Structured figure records
######
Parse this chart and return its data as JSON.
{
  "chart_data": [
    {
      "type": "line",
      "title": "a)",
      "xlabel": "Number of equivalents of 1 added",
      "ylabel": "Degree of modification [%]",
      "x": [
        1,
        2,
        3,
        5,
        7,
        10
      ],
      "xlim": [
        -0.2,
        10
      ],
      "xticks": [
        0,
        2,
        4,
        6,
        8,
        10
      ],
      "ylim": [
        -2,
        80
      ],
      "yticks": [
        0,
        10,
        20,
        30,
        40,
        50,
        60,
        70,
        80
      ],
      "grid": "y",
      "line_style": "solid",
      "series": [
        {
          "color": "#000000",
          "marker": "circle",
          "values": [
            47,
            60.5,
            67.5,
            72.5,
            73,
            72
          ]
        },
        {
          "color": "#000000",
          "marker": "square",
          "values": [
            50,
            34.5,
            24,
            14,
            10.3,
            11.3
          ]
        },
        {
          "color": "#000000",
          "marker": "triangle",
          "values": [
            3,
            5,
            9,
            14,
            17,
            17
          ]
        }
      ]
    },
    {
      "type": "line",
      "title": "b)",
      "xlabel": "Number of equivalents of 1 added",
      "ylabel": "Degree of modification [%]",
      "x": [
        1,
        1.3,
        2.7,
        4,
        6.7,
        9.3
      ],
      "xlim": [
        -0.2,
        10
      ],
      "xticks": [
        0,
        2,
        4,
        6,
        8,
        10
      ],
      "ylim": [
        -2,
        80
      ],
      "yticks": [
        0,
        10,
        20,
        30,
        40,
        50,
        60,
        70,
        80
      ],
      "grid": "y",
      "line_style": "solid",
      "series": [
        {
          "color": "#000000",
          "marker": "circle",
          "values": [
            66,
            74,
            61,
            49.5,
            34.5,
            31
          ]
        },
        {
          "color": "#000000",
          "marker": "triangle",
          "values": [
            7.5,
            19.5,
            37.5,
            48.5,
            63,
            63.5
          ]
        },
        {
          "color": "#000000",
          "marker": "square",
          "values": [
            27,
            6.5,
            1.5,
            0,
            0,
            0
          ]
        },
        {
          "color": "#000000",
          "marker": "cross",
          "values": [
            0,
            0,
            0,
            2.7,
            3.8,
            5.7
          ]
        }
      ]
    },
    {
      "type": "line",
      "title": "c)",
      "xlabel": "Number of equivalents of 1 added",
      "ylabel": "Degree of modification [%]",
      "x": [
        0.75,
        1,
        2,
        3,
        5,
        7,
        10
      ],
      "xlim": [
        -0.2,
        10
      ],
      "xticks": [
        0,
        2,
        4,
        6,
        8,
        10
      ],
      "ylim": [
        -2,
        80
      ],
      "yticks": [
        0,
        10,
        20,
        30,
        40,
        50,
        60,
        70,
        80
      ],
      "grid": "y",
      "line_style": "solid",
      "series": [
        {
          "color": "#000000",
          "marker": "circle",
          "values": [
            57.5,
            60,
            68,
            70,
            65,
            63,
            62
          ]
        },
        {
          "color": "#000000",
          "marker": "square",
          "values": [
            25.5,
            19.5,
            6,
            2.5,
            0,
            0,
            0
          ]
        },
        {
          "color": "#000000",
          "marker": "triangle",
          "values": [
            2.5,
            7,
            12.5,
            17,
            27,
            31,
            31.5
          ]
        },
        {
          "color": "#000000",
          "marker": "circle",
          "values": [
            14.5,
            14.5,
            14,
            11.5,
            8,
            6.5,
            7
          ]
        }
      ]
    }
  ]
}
######
*WHAT THIS TASK INVOLVES*: Go through the listing and copy all of it exactly.

*OUTPUT OF THE TASK*:
Parse this chart and return its data as JSON.
{
  "chart_data": [
    {
      "type": "line",
      "title": "a)",
      "xlabel": "Number of equivalents of 1 added",
      "ylabel": "Degree of modification [%]",
      "x": [
        1,
        2,
        3,
        5,
        7,
        10
      ],
      "xlim": [
        -0.2,
        10
      ],
      "xticks": [
        0,
        2,
        4,
        6,
        8,
        10
      ],
      "ylim": [
        -2,
        80
      ],
      "yticks": [
        0,
        10,
        20,
        30,
        40,
        50,
        60,
        70,
        80
      ],
      "grid": "y",
      "line_style": "solid",
      "series": [
        {
          "color": "#000000",
          "marker": "circle",
          "values": [
            47,
            60.5,
            67.5,
            72.5,
            73,
            72
          ]
        },
        {
          "color": "#000000",
          "marker": "square",
          "values": [
            50,
            34.5,
            24,
            14,
            10.3,
            11.3
          ]
        },
        {
          "color": "#000000",
          "marker": "triangle",
          "values": [
            3,
            5,
            9,
            14,
            17,
            17
          ]
        }
      ]
    },
    {
      "type": "line",
      "title": "b)",
      "xlabel": "Number of equivalents of 1 added",
      "ylabel": "Degree of modification [%]",
      "x": [
        1,
        1.3,
        2.7,
        4,
        6.7,
        9.3
      ],
      "xlim": [
        -0.2,
        10
      ],
      "xticks": [
        0,
        2,
        4,
        6,
        8,
        10
      ],
      "ylim": [
        -2,
        80
      ],
      "yticks": [
        0,
        10,
        20,
        30,
        40,
        50,
        60,
        70,
        80
      ],
      "grid": "y",
      "line_style": "solid",
      "series": [
        {
          "color": "#000000",
          "marker": "circle",
          "values": [
            66,
            74,
            61,
            49.5,
            34.5,
            31
          ]
        },
        {
          "color": "#000000",
          "marker": "triangle",
          "values": [
            7.5,
            19.5,
            37.5,
            48.5,
            63,
            63.5
          ]
        },
        {
          "color": "#000000",
          "marker": "square",
          "values": [
            27,
            6.5,
            1.5,
            0,
            0,
            0
          ]
        },
        {
          "color": "#000000",
          "marker": "cross",
          "values": [
            0,
            0,
            0,
            2.7,
            3.8,
            5.7
          ]
        }
      ]
    },
    {
      "type": "line",
      "title": "c)",
      "xlabel": "Number of equivalents of 1 added",
      "ylabel": "Degree of modification [%]",
      "x": [
        0.75,
        1,
        2,
        3,
        5,
        7,
        10
      ],
      "xlim": [
        -0.2,
        10
      ],
      "xticks": [
        0,
        2,
        4,
        6,
        8,
        10
      ],
      "ylim": [
        -2,
        80
      ],
      "yticks": [
        0,
        10,
        20,
        30,
        40,
        50,
        60,
        70,
        80
      ],
      "grid": "y",
      "line_style": "solid",
      "series": [
        {
          "color": "#000000",
          "marker": "circle",
          "values": [
            57.5,
            60,
            68,
            70,
            65,
            63,
            62
          ]
        },
        {
          "color": "#000000",
          "marker": "square",
          "values": [
            25.5,
            19.5,
            6,
            2.5,
            0,
            0,
            0
          ]
        },
        {
          "color": "#000000",
          "marker": "triangle",
          "values": [
            2.5,
            7,
            12.5,
            17,
            27,
            31,
            31.5
          ]
        },
        {
          "color": "#000000",
          "marker": "circle",
          "values": [
            14.5,
            14.5,
            14,
            11.5,
            8,
            6.5,
            7
          ]
        }
      ]
    }
  ]
}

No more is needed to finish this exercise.